● Objective:
Find each line with the word "condition" and state how many there are, nothing more.

--------------------------------------------------

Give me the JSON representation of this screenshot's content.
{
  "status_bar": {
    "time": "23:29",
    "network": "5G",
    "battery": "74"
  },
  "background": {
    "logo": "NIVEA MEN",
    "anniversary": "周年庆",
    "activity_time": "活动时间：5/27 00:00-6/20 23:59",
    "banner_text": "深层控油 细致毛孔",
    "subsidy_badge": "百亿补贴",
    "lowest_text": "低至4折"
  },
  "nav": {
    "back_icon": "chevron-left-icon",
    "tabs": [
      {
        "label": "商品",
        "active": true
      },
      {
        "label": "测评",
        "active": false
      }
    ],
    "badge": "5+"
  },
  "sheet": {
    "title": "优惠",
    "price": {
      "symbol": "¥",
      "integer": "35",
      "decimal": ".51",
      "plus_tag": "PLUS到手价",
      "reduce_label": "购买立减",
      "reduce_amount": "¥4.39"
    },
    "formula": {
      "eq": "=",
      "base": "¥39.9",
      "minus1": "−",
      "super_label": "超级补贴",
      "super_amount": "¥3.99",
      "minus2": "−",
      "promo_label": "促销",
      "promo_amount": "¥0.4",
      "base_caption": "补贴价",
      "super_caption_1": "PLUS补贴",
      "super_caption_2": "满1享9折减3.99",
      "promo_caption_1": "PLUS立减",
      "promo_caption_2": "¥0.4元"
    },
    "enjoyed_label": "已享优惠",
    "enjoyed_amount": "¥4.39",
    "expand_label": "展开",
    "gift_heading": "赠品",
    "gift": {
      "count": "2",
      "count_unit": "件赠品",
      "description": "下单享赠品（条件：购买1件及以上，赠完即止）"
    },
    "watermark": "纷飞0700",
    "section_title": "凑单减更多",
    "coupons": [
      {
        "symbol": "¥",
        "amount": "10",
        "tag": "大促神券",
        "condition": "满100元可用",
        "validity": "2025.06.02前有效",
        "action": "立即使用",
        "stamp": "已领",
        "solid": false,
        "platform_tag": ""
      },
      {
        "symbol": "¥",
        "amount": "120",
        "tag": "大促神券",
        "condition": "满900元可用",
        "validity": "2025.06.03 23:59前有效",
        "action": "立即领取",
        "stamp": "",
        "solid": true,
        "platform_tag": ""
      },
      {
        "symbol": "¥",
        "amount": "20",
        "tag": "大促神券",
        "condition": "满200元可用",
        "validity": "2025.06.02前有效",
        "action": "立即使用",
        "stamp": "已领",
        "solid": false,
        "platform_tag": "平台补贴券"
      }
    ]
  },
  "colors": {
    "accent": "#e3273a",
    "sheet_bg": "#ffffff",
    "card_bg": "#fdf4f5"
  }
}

--------------------------------------------------

● Answer:
3